#### TASK INSTRUCTIONS
Reproduce each of the lines word for word.

(Entries from a dataset)
____

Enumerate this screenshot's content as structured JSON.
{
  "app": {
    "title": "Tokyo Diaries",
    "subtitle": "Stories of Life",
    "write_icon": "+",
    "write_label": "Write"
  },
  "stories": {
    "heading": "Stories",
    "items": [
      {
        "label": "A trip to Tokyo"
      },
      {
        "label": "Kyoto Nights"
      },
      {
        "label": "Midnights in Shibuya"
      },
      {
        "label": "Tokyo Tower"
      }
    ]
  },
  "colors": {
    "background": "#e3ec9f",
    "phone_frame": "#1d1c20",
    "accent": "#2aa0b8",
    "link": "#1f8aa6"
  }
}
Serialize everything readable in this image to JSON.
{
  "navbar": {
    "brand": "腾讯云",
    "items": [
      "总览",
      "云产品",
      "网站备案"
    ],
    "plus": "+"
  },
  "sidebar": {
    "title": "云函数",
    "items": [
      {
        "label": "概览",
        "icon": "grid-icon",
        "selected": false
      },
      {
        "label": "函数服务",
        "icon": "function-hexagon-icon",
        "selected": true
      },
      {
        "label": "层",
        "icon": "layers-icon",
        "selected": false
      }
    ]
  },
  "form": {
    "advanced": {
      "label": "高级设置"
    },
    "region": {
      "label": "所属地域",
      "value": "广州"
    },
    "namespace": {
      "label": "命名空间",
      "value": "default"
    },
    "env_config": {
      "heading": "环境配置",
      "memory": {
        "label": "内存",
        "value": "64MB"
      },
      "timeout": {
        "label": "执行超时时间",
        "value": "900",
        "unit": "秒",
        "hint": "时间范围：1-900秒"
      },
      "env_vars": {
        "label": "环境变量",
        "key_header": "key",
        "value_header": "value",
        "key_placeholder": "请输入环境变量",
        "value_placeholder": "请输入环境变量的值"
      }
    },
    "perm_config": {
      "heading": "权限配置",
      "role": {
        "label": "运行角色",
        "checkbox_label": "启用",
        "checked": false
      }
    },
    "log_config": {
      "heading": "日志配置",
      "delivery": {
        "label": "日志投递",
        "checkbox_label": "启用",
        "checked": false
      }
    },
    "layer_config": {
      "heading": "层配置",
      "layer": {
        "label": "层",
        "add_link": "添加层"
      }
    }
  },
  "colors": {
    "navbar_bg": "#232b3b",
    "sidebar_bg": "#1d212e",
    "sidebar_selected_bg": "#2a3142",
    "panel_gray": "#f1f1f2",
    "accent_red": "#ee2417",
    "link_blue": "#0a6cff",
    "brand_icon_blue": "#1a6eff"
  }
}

____

#### THE ANSWER
Enumerate this screenshot's content as structured JSON.
{
  "app": {
    "title": "Tokyo Diaries",
    "subtitle": "Stories of Life",
    "write_icon": "+",
    "write_label": "Write"
  },
  "stories": {
    "heading": "Stories",
    "items": [
      {
        "label": "A trip to Tokyo"
      },
      {
        "label": "Kyoto Nights"
      },
      {
        "label": "Midnights in Shibuya"
      },
      {
        "label": "Tokyo Tower"
      }
    ]
  },
  "colors": {
    "background": "#e3ec9f",
    "phone_frame": "#1d1c20",
    "accent": "#2aa0b8",
    "link": "#1f8aa6"
  }
}
Serialize everything readable in this image to JSON.
{
  "navbar": {
    "brand": "腾讯云",
    "items": [
      "总览",
      "云产品",
      "网站备案"
    ],
    "plus": "+"
  },
  "sidebar": {
    "title": "云函数",
    "items": [
      {
        "label": "概览",
        "icon": "grid-icon",
        "selected": false
      },
      {
        "label": "函数服务",
        "icon": "function-hexagon-icon",
        "selected": true
      },
      {
        "label": "层",
        "icon": "layers-icon",
        "selected": false
      }
    ]
  },
  "form": {
    "advanced": {
      "label": "高级设置"
    },
    "region": {
      "label": "所属地域",
      "value": "广州"
    },
    "namespace": {
      "label": "命名空间",
      "value": "default"
    },
    "env_config": {
      "heading": "环境配置",
      "memory": {
        "label": "内存",
        "value": "64MB"
      },
      "timeout": {
        "label": "执行超时时间",
        "value": "900",
        "unit": "秒",
        "hint": "时间范围：1-900秒"
      },
      "env_vars": {
        "label": "环境变量",
        "key_header": "key",
        "value_header": "value",
        "key_placeholder": "请输入环境变量",
        "value_placeholder": "请输入环境变量的值"
      }
    },
    "perm_config": {
      "heading": "权限配置",
      "role": {
        "label": "运行角色",
        "checkbox_label": "启用",
        "checked": false
      }
    },
    "log_config": {
      "heading": "日志配置",
      "delivery": {
        "label": "日志投递",
        "checkbox_label": "启用",
        "checked": false
      }
    },
    "layer_config": {
      "heading": "层配置",
      "layer": {
        "label": "层",
        "add_link": "添加层"
      }
    }
  },
  "colors": {
    "navbar_bg": "#232b3b",
    "sidebar_bg": "#1d212e",
    "sidebar_selected_bg": "#2a3142",
    "panel_gray": "#f1f1f2",
    "accent_red": "#ee2417",
    "link_blue": "#0a6cff",
    "brand_icon_blue": "#1a6eff"
  }
}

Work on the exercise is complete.